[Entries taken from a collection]
──────────────────────────────

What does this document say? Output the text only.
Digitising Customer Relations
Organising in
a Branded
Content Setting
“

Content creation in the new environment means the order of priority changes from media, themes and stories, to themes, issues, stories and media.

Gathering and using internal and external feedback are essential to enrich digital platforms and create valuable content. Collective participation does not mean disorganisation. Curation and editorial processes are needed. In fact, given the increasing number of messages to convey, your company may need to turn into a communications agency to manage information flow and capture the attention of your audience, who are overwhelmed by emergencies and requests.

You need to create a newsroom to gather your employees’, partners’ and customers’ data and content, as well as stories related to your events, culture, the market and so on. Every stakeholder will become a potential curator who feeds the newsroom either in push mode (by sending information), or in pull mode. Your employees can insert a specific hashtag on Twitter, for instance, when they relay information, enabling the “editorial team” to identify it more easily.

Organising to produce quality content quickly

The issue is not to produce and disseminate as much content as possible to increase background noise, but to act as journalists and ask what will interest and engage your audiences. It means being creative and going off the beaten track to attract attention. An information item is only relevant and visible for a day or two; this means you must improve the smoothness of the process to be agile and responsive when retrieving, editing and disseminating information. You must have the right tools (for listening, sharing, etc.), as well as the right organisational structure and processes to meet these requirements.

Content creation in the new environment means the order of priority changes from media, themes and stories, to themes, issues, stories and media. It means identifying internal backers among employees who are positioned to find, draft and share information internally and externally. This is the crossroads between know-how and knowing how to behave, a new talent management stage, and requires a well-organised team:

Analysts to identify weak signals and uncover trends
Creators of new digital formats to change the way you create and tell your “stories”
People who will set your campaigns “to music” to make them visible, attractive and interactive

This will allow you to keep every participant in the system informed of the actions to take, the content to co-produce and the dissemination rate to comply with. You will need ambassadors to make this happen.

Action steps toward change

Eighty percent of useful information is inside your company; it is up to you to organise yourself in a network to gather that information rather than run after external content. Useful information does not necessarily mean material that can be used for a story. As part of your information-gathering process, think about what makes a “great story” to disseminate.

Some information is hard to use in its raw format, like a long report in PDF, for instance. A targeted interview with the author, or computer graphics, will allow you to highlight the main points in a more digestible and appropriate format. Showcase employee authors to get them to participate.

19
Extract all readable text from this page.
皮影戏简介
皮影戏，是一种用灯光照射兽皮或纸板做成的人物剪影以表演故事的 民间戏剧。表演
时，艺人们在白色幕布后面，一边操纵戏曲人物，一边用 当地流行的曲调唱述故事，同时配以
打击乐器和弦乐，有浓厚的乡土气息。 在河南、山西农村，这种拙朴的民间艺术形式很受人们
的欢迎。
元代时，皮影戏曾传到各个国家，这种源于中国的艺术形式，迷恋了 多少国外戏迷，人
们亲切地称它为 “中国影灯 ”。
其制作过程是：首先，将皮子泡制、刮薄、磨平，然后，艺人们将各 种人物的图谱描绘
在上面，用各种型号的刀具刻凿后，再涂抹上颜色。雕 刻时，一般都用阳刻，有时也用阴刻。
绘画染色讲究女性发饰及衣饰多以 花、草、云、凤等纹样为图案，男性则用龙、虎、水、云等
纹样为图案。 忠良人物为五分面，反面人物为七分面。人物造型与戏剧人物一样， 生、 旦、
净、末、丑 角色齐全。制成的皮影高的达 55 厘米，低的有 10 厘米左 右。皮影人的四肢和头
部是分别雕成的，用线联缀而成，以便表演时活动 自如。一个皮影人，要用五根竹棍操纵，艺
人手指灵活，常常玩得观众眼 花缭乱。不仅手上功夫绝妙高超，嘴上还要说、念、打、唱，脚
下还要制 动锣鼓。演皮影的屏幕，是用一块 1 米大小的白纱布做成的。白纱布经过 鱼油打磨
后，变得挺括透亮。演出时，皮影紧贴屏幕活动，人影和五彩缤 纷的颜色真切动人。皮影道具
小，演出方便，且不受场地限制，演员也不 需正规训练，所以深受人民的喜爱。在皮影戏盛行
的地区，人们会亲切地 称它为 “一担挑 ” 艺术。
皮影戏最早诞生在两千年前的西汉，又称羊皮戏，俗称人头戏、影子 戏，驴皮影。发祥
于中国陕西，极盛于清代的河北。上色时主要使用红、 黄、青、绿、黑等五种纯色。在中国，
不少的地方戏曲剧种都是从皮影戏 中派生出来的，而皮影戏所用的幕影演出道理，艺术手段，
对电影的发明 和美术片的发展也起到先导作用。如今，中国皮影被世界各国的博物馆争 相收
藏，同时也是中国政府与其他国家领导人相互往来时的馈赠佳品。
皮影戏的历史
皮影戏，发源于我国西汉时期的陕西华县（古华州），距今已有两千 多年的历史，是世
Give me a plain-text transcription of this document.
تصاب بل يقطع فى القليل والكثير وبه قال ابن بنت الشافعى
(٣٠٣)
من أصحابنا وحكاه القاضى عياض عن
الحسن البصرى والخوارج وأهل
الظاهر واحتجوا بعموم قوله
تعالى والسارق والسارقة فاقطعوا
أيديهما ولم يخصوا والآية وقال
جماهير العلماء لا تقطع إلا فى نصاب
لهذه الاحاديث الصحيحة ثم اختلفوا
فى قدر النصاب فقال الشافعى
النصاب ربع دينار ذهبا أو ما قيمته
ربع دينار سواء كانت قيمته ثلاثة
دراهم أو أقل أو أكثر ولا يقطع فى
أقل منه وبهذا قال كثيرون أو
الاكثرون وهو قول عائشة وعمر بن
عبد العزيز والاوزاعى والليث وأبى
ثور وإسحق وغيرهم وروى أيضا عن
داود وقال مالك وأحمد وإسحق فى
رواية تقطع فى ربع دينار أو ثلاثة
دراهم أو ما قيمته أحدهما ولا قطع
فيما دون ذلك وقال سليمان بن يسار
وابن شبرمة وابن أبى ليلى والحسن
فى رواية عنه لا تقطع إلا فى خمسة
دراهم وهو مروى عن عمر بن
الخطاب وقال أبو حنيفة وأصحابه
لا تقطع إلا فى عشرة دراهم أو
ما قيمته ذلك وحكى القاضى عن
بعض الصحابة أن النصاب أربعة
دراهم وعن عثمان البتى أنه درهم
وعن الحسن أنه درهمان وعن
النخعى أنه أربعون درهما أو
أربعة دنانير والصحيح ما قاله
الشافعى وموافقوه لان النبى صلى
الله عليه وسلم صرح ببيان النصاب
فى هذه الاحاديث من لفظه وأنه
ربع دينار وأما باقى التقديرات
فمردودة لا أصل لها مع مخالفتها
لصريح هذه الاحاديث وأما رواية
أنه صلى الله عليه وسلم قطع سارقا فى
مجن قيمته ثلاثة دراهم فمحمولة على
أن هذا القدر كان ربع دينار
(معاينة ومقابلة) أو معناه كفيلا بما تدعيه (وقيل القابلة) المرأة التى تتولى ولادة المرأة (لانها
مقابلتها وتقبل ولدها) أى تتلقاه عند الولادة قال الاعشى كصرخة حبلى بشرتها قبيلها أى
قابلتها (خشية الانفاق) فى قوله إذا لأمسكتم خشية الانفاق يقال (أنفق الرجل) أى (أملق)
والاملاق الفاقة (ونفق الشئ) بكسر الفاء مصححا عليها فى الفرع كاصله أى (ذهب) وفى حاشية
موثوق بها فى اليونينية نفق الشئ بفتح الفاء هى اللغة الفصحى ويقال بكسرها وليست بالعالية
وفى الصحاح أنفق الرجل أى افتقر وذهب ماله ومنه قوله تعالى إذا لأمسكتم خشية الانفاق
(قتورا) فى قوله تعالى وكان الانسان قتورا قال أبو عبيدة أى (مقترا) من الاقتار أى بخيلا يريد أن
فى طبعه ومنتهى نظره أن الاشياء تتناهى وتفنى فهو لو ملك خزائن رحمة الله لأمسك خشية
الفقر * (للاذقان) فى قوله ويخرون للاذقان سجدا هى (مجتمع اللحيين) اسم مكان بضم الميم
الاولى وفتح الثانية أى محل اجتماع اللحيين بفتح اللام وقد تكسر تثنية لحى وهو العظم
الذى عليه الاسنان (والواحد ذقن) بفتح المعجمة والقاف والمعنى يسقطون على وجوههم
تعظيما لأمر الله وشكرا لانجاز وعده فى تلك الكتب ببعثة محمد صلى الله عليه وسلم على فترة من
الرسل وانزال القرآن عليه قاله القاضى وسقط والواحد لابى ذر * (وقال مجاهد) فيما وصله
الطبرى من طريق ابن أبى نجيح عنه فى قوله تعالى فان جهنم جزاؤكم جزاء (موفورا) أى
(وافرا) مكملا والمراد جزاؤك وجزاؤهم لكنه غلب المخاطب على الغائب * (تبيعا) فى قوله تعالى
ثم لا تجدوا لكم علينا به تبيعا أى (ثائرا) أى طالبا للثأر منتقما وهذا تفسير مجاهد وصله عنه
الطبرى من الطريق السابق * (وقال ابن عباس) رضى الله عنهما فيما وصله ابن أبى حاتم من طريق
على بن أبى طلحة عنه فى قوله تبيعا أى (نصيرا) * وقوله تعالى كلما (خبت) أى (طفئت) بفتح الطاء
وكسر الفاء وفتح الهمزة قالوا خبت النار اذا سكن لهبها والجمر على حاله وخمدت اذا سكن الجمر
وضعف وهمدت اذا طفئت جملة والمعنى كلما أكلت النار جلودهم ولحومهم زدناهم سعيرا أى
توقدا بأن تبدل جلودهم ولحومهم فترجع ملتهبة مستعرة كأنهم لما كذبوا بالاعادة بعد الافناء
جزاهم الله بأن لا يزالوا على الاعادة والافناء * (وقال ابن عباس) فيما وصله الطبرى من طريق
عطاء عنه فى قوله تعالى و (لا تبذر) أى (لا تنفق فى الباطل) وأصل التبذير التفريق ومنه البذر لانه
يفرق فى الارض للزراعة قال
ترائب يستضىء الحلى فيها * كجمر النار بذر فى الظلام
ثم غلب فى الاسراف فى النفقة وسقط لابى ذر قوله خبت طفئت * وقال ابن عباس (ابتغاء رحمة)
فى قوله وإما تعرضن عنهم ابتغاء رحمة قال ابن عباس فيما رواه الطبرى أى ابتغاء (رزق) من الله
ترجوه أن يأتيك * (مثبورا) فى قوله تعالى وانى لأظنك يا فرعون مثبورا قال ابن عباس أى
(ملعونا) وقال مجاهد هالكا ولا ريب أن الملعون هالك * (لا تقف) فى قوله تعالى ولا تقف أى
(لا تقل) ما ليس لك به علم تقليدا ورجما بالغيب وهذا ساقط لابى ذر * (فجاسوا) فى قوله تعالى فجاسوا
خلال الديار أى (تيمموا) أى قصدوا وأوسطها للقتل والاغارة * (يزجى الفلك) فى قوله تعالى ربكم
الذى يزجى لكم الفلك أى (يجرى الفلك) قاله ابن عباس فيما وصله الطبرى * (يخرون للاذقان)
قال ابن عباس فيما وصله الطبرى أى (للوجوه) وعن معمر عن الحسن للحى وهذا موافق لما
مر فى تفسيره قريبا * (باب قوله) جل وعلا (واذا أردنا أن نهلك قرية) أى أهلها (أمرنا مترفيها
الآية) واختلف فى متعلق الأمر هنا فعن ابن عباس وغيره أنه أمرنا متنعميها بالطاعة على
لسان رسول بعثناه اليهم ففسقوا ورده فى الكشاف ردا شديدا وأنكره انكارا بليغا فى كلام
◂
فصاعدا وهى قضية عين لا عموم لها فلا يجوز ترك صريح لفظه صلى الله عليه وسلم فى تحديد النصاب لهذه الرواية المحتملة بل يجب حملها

──────────────────────────────

## [WHAT YOU SHOULD DO]
Return each full line of the entries that contains the word "لهذه".

## [RESULT OF THE TASK]
لهذه الاحاديث الصحيحة ثم اختلفوا
فصاعدا وهى قضية عين لا عموم لها فلا يجوز ترك صريح لفظه صلى الله عليه وسلم فى تحديد النصاب لهذه الرواية المحتملة بل يجب حملها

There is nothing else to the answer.